• GOAL: Images should be left out, and everything else in the listing reproduced exactly.

• DATASET RECORDS:
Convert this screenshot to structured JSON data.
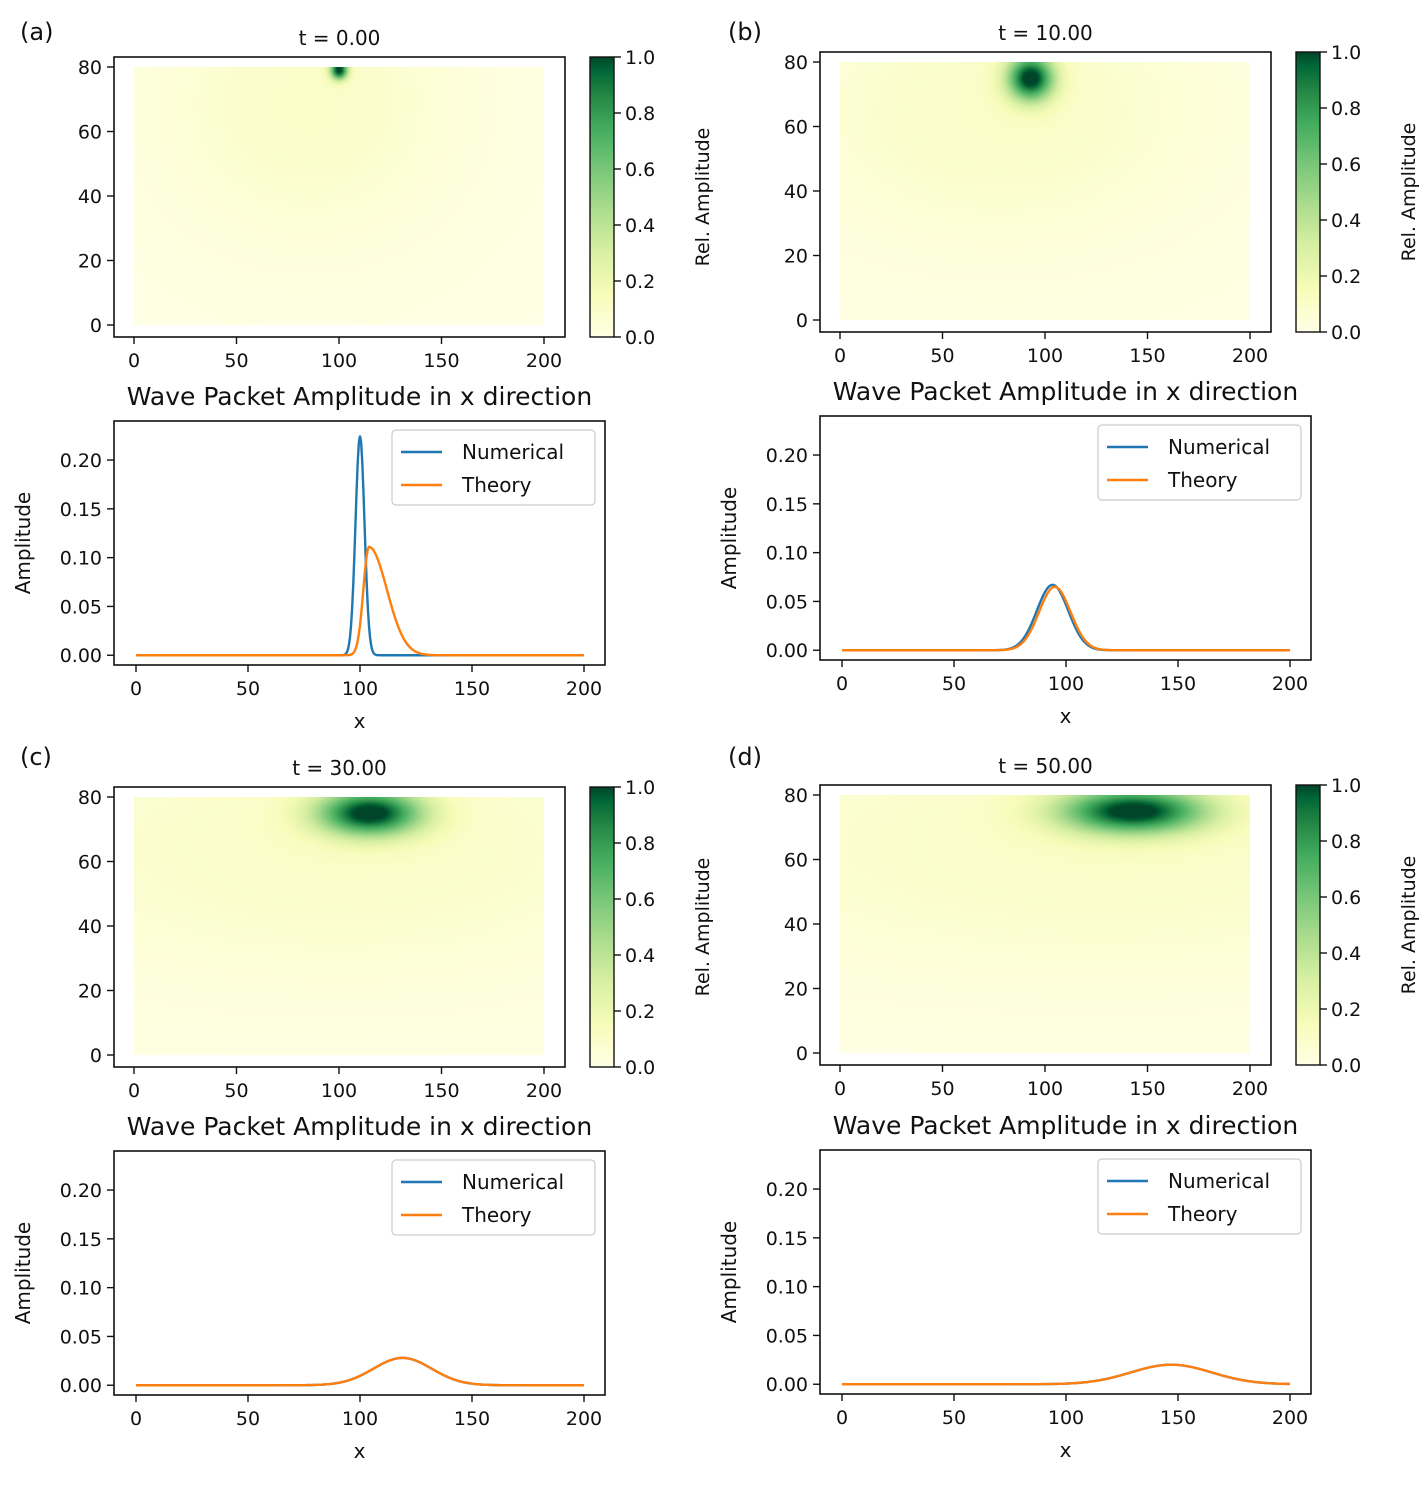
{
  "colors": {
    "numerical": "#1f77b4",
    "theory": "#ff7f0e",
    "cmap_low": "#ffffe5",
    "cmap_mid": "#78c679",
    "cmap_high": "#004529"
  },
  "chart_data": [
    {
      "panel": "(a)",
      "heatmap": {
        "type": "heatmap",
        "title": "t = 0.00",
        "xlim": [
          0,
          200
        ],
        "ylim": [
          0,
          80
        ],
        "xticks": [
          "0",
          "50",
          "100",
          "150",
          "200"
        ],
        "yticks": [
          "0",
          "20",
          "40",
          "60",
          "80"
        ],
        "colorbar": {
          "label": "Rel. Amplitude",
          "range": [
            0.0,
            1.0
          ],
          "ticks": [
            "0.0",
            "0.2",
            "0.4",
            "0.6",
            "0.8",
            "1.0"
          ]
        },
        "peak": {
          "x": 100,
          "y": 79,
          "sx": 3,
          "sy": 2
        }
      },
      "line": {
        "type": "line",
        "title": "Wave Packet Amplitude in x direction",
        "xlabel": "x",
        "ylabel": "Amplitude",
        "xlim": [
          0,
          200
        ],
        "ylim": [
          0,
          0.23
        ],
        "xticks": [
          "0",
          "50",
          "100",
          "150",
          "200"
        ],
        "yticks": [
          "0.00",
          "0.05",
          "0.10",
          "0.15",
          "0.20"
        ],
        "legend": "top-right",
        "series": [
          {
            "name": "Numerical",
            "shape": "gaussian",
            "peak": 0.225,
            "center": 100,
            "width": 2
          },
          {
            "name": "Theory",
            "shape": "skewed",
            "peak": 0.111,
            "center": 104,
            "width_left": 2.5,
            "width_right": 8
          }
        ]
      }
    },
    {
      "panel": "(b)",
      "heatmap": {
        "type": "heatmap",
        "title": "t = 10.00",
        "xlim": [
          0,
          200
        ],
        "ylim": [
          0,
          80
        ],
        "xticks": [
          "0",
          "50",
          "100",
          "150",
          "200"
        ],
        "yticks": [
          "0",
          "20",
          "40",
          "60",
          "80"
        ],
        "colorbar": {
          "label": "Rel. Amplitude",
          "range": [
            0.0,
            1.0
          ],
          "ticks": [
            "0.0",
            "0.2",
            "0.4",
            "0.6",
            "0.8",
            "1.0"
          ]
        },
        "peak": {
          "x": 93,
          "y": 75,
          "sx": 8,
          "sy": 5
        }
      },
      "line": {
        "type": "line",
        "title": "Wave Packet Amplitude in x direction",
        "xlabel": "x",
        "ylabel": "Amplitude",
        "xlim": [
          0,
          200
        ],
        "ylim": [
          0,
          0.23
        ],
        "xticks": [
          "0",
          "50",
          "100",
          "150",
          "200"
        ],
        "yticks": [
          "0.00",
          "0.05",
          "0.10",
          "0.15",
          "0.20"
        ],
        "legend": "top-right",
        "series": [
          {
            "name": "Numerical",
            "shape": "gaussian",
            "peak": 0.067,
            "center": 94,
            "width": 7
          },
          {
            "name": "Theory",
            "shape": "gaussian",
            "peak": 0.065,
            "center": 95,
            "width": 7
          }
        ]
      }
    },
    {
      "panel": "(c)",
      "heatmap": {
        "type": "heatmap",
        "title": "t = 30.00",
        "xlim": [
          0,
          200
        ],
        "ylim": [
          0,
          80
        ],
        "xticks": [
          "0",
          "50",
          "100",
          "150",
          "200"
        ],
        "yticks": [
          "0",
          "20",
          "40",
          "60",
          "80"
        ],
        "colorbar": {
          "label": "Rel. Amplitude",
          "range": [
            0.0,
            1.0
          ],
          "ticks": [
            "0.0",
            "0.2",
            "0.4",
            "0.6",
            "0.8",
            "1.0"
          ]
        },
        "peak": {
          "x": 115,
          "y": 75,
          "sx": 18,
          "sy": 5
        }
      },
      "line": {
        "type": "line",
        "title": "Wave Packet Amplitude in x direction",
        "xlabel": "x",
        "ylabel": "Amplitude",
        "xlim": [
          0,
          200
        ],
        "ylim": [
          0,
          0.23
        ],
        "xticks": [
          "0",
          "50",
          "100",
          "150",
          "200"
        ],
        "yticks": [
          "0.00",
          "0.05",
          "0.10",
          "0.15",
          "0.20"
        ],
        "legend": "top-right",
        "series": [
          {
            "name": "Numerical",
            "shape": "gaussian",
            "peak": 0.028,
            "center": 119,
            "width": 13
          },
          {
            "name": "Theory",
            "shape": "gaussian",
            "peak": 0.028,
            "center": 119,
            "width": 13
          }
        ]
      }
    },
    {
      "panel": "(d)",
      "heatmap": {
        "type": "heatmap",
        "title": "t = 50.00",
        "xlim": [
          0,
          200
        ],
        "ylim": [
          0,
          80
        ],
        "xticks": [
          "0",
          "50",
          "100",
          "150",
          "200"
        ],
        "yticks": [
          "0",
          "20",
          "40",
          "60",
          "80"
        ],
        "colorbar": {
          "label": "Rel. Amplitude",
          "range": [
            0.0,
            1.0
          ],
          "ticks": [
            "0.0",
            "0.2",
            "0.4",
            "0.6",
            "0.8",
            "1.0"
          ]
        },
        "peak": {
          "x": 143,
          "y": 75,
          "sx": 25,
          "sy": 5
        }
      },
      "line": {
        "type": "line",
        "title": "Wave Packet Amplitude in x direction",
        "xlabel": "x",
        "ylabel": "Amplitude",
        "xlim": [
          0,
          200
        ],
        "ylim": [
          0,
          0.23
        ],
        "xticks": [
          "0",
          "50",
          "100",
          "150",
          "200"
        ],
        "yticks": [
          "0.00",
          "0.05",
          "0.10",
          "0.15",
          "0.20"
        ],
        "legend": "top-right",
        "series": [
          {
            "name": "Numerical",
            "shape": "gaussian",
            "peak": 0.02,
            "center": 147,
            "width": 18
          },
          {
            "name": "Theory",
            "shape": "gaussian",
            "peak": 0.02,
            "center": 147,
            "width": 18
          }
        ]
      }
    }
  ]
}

• FINAL RESULT:
Convert this screenshot to structured JSON data.
{
  "colors": {
    "numerical": "#1f77b4",
    "theory": "#ff7f0e",
    "cmap_low": "#ffffe5",
    "cmap_mid": "#78c679",
    "cmap_high": "#004529"
  },
  "chart_data": [
    {
      "panel": "(a)",
      "heatmap": {
        "type": "heatmap",
        "title": "t = 0.00",
        "xlim": [
          0,
          200
        ],
        "ylim": [
          0,
          80
        ],
        "xticks": [
          "0",
          "50",
          "100",
          "150",
          "200"
        ],
        "yticks": [
          "0",
          "20",
          "40",
          "60",
          "80"
        ],
        "colorbar": {
          "label": "Rel. Amplitude",
          "range": [
            0.0,
            1.0
          ],
          "ticks": [
            "0.0",
            "0.2",
            "0.4",
            "0.6",
            "0.8",
            "1.0"
          ]
        },
        "peak": {
          "x": 100,
          "y": 79,
          "sx": 3,
          "sy": 2
        }
      },
      "line": {
        "type": "line",
        "title": "Wave Packet Amplitude in x direction",
        "xlabel": "x",
        "ylabel": "Amplitude",
        "xlim": [
          0,
          200
        ],
        "ylim": [
          0,
          0.23
        ],
        "xticks": [
          "0",
          "50",
          "100",
          "150",
          "200"
        ],
        "yticks": [
          "0.00",
          "0.05",
          "0.10",
          "0.15",
          "0.20"
        ],
        "legend": "top-right",
        "series": [
          {
            "name": "Numerical",
            "shape": "gaussian",
            "peak": 0.225,
            "center": 100,
            "width": 2
          },
          {
            "name": "Theory",
            "shape": "skewed",
            "peak": 0.111,
            "center": 104,
            "width_left": 2.5,
            "width_right": 8
          }
        ]
      }
    },
    {
      "panel": "(b)",
      "heatmap": {
        "type": "heatmap",
        "title": "t = 10.00",
        "xlim": [
          0,
          200
        ],
        "ylim": [
          0,
          80
        ],
        "xticks": [
          "0",
          "50",
          "100",
          "150",
          "200"
        ],
        "yticks": [
          "0",
          "20",
          "40",
          "60",
          "80"
        ],
        "colorbar": {
          "label": "Rel. Amplitude",
          "range": [
            0.0,
            1.0
          ],
          "ticks": [
            "0.0",
            "0.2",
            "0.4",
            "0.6",
            "0.8",
            "1.0"
          ]
        },
        "peak": {
          "x": 93,
          "y": 75,
          "sx": 8,
          "sy": 5
        }
      },
      "line": {
        "type": "line",
        "title": "Wave Packet Amplitude in x direction",
        "xlabel": "x",
        "ylabel": "Amplitude",
        "xlim": [
          0,
          200
        ],
        "ylim": [
          0,
          0.23
        ],
        "xticks": [
          "0",
          "50",
          "100",
          "150",
          "200"
        ],
        "yticks": [
          "0.00",
          "0.05",
          "0.10",
          "0.15",
          "0.20"
        ],
        "legend": "top-right",
        "series": [
          {
            "name": "Numerical",
            "shape": "gaussian",
            "peak": 0.067,
            "center": 94,
            "width": 7
          },
          {
            "name": "Theory",
            "shape": "gaussian",
            "peak": 0.065,
            "center": 95,
            "width": 7
          }
        ]
      }
    },
    {
      "panel": "(c)",
      "heatmap": {
        "type": "heatmap",
        "title": "t = 30.00",
        "xlim": [
          0,
          200
        ],
        "ylim": [
          0,
          80
        ],
        "xticks": [
          "0",
          "50",
          "100",
          "150",
          "200"
        ],
        "yticks": [
          "0",
          "20",
          "40",
          "60",
          "80"
        ],
        "colorbar": {
          "label": "Rel. Amplitude",
          "range": [
            0.0,
            1.0
          ],
          "ticks": [
            "0.0",
            "0.2",
            "0.4",
            "0.6",
            "0.8",
            "1.0"
          ]
        },
        "peak": {
          "x": 115,
          "y": 75,
          "sx": 18,
          "sy": 5
        }
      },
      "line": {
        "type": "line",
        "title": "Wave Packet Amplitude in x direction",
        "xlabel": "x",
        "ylabel": "Amplitude",
        "xlim": [
          0,
          200
        ],
        "ylim": [
          0,
          0.23
        ],
        "xticks": [
          "0",
          "50",
          "100",
          "150",
          "200"
        ],
        "yticks": [
          "0.00",
          "0.05",
          "0.10",
          "0.15",
          "0.20"
        ],
        "legend": "top-right",
        "series": [
          {
            "name": "Numerical",
            "shape": "gaussian",
            "peak": 0.028,
            "center": 119,
            "width": 13
          },
          {
            "name": "Theory",
            "shape": "gaussian",
            "peak": 0.028,
            "center": 119,
            "width": 13
          }
        ]
      }
    },
    {
      "panel": "(d)",
      "heatmap": {
        "type": "heatmap",
        "title": "t = 50.00",
        "xlim": [
          0,
          200
        ],
        "ylim": [
          0,
          80
        ],
        "xticks": [
          "0",
          "50",
          "100",
          "150",
          "200"
        ],
        "yticks": [
          "0",
          "20",
          "40",
          "60",
          "80"
        ],
        "colorbar": {
          "label": "Rel. Amplitude",
          "range": [
            0.0,
            1.0
          ],
          "ticks": [
            "0.0",
            "0.2",
            "0.4",
            "0.6",
            "0.8",
            "1.0"
          ]
        },
        "peak": {
          "x": 143,
          "y": 75,
          "sx": 25,
          "sy": 5
        }
      },
      "line": {
        "type": "line",
        "title": "Wave Packet Amplitude in x direction",
        "xlabel": "x",
        "ylabel": "Amplitude",
        "xlim": [
          0,
          200
        ],
        "ylim": [
          0,
          0.23
        ],
        "xticks": [
          "0",
          "50",
          "100",
          "150",
          "200"
        ],
        "yticks": [
          "0.00",
          "0.05",
          "0.10",
          "0.15",
          "0.20"
        ],
        "legend": "top-right",
        "series": [
          {
            "name": "Numerical",
            "shape": "gaussian",
            "peak": 0.02,
            "center": 147,
            "width": 18
          },
          {
            "name": "Theory",
            "shape": "gaussian",
            "peak": 0.02,
            "center": 147,
            "width": 18
          }
        ]
      }
    }
  ]
}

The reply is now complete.